TO DO — Provide the records once more, identical to the original.
##### INPUT #####
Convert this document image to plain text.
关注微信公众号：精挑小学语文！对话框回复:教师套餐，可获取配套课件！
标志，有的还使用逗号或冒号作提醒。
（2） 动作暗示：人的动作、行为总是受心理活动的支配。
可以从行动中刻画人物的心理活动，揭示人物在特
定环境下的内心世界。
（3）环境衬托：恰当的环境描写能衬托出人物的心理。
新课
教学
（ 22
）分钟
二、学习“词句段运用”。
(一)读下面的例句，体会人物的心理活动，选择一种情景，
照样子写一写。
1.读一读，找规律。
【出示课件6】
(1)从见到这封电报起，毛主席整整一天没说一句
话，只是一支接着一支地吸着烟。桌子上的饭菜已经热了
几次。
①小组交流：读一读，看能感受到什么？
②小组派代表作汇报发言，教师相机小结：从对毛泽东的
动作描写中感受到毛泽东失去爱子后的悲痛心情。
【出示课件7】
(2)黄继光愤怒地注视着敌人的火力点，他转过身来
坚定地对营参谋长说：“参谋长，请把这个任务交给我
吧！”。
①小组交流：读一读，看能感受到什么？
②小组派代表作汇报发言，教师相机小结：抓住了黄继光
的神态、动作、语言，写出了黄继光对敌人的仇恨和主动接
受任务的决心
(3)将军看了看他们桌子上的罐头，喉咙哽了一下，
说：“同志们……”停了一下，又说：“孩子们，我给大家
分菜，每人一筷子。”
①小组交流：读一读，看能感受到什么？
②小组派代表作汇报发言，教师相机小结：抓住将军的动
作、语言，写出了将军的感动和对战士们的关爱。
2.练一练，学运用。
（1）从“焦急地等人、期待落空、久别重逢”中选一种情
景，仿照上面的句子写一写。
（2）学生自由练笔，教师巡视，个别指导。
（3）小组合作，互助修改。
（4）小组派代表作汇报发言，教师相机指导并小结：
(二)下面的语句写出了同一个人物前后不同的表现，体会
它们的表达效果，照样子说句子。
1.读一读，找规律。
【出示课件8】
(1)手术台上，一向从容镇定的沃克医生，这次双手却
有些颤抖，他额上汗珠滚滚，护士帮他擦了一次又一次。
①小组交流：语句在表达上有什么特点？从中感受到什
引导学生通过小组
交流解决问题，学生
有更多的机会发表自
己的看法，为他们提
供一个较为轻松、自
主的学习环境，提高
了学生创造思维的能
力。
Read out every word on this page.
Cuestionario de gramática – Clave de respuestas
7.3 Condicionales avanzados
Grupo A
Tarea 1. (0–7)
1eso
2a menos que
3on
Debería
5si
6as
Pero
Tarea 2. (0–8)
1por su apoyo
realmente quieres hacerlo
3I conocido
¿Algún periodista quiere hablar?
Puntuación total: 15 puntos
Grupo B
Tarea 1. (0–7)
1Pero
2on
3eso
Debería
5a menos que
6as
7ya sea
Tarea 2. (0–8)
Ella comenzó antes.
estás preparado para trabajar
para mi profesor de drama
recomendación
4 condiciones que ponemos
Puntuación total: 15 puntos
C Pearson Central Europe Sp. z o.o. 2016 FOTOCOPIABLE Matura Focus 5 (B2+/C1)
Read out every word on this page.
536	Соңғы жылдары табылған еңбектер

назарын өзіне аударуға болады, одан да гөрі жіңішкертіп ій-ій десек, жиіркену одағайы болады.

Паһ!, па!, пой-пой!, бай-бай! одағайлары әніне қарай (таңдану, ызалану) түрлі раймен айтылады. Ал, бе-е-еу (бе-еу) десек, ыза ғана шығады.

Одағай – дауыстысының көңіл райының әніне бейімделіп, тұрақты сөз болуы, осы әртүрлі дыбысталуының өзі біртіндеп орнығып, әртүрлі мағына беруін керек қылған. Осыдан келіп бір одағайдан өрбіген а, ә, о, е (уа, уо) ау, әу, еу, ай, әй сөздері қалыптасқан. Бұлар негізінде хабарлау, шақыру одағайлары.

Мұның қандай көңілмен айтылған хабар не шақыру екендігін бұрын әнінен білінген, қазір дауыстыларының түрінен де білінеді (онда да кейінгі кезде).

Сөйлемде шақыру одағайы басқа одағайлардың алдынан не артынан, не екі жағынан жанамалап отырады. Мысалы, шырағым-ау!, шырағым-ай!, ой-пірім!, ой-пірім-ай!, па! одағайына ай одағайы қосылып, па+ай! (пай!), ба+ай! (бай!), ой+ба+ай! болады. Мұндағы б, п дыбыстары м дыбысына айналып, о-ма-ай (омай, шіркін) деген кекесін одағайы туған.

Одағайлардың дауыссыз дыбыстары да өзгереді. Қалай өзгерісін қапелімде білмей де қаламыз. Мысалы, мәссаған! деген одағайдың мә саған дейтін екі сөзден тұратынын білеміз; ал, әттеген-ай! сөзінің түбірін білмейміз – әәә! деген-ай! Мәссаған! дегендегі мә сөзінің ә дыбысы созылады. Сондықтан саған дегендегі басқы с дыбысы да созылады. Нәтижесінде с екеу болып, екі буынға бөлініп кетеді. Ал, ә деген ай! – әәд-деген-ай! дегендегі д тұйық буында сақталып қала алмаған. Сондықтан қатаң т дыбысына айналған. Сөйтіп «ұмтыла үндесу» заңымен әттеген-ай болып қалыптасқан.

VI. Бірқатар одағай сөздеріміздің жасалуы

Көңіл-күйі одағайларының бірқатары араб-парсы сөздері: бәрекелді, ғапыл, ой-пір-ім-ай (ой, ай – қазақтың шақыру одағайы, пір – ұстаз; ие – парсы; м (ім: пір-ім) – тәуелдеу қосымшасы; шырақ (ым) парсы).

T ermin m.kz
#####
SOLUTION FOR THIS PROBLEM —
Convert this document image to plain text.
关注微信公众号：精挑小学语文！对话框回复:教师套餐，可获取配套课件！
标志，有的还使用逗号或冒号作提醒。
（2） 动作暗示：人的动作、行为总是受心理活动的支配。
可以从行动中刻画人物的心理活动，揭示人物在特
定环境下的内心世界。
（3）环境衬托：恰当的环境描写能衬托出人物的心理。
新课
教学
（ 22
）分钟
二、学习“词句段运用”。
(一)读下面的例句，体会人物的心理活动，选择一种情景，
照样子写一写。
1.读一读，找规律。
【出示课件6】
(1)从见到这封电报起，毛主席整整一天没说一句
话，只是一支接着一支地吸着烟。桌子上的饭菜已经热了
几次。
①小组交流：读一读，看能感受到什么？
②小组派代表作汇报发言，教师相机小结：从对毛泽东的
动作描写中感受到毛泽东失去爱子后的悲痛心情。
【出示课件7】
(2)黄继光愤怒地注视着敌人的火力点，他转过身来
坚定地对营参谋长说：“参谋长，请把这个任务交给我
吧！”。
①小组交流：读一读，看能感受到什么？
②小组派代表作汇报发言，教师相机小结：抓住了黄继光
的神态、动作、语言，写出了黄继光对敌人的仇恨和主动接
受任务的决心
(3)将军看了看他们桌子上的罐头，喉咙哽了一下，
说：“同志们……”停了一下，又说：“孩子们，我给大家
分菜，每人一筷子。”
①小组交流：读一读，看能感受到什么？
②小组派代表作汇报发言，教师相机小结：抓住将军的动
作、语言，写出了将军的感动和对战士们的关爱。
2.练一练，学运用。
（1）从“焦急地等人、期待落空、久别重逢”中选一种情
景，仿照上面的句子写一写。
（2）学生自由练笔，教师巡视，个别指导。
（3）小组合作，互助修改。
（4）小组派代表作汇报发言，教师相机指导并小结：
(二)下面的语句写出了同一个人物前后不同的表现，体会
它们的表达效果，照样子说句子。
1.读一读，找规律。
【出示课件8】
(1)手术台上，一向从容镇定的沃克医生，这次双手却
有些颤抖，他额上汗珠滚滚，护士帮他擦了一次又一次。
①小组交流：语句在表达上有什么特点？从中感受到什
引导学生通过小组
交流解决问题，学生
有更多的机会发表自
己的看法，为他们提
供一个较为轻松、自
主的学习环境，提高
了学生创造思维的能
力。
Read out every word on this page.
Cuestionario de gramática – Clave de respuestas
7.3 Condicionales avanzados
Grupo A
Tarea 1. (0–7)
1eso
2a menos que
3on
Debería
5si
6as
Pero
Tarea 2. (0–8)
1por su apoyo
realmente quieres hacerlo
3I conocido
¿Algún periodista quiere hablar?
Puntuación total: 15 puntos
Grupo B
Tarea 1. (0–7)
1Pero
2on
3eso
Debería
5a menos que
6as
7ya sea
Tarea 2. (0–8)
Ella comenzó antes.
estás preparado para trabajar
para mi profesor de drama
recomendación
4 condiciones que ponemos
Puntuación total: 15 puntos
C Pearson Central Europe Sp. z o.o. 2016 FOTOCOPIABLE Matura Focus 5 (B2+/C1)
Read out every word on this page.
536	Соңғы жылдары табылған еңбектер

назарын өзіне аударуға болады, одан да гөрі жіңішкертіп ій-ій десек, жиіркену одағайы болады.

Паһ!, па!, пой-пой!, бай-бай! одағайлары әніне қарай (таңдану, ызалану) түрлі раймен айтылады. Ал, бе-е-еу (бе-еу) десек, ыза ғана шығады.

Одағай – дауыстысының көңіл райының әніне бейімделіп, тұрақты сөз болуы, осы әртүрлі дыбысталуының өзі біртіндеп орнығып, әртүрлі мағына беруін керек қылған. Осыдан келіп бір одағайдан өрбіген а, ә, о, е (уа, уо) ау, әу, еу, ай, әй сөздері қалыптасқан. Бұлар негізінде хабарлау, шақыру одағайлары.

Мұның қандай көңілмен айтылған хабар не шақыру екендігін бұрын әнінен білінген, қазір дауыстыларының түрінен де білінеді (онда да кейінгі кезде).

Сөйлемде шақыру одағайы басқа одағайлардың алдынан не артынан, не екі жағынан жанамалап отырады. Мысалы, шырағым-ау!, шырағым-ай!, ой-пірім!, ой-пірім-ай!, па! одағайына ай одағайы қосылып, па+ай! (пай!), ба+ай! (бай!), ой+ба+ай! болады. Мұндағы б, п дыбыстары м дыбысына айналып, о-ма-ай (омай, шіркін) деген кекесін одағайы туған.

Одағайлардың дауыссыз дыбыстары да өзгереді. Қалай өзгерісін қапелімде білмей де қаламыз. Мысалы, мәссаған! деген одағайдың мә саған дейтін екі сөзден тұратынын білеміз; ал, әттеген-ай! сөзінің түбірін білмейміз – әәә! деген-ай! Мәссаған! дегендегі мә сөзінің ә дыбысы созылады. Сондықтан саған дегендегі басқы с дыбысы да созылады. Нәтижесінде с екеу болып, екі буынға бөлініп кетеді. Ал, ә деген ай! – әәд-деген-ай! дегендегі д тұйық буында сақталып қала алмаған. Сондықтан қатаң т дыбысына айналған. Сөйтіп «ұмтыла үндесу» заңымен әттеген-ай болып қалыптасқан.

VI. Бірқатар одағай сөздеріміздің жасалуы

Көңіл-күйі одағайларының бірқатары араб-парсы сөздері: бәрекелді, ғапыл, ой-пір-ім-ай (ой, ай – қазақтың шақыру одағайы, пір – ұстаз; ие – парсы; м (ім: пір-ім) – тәуелдеу қосымшасы; шырақ (ым) парсы).

T ermin m.kz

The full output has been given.